Task brief:
Repeat every line below exactly as it reads.

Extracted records
- - -
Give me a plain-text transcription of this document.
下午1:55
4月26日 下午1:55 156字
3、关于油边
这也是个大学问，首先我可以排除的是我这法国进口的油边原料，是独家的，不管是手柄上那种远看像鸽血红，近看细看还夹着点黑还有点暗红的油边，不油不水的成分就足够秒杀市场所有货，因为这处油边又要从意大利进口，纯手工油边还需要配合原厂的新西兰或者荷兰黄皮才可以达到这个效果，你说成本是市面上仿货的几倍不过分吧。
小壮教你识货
- - -
The completed task:
Give me a plain-text transcription of this document.
下午1:55
4月26日 下午1:55 156字
3、关于油边
这也是个大学问，首先我可以排除的是我这法国进口的油边原料，是独家的，不管是手柄上那种远看像鸽血红，近看细看还夹着点黑还有点暗红的油边，不油不水的成分就足够秒杀市场所有货，因为这处油边又要从意大利进口，纯手工油边还需要配合原厂的新西兰或者荷兰黄皮才可以达到这个效果，你说成本是市面上仿货的几倍不过分吧。
小壮教你识货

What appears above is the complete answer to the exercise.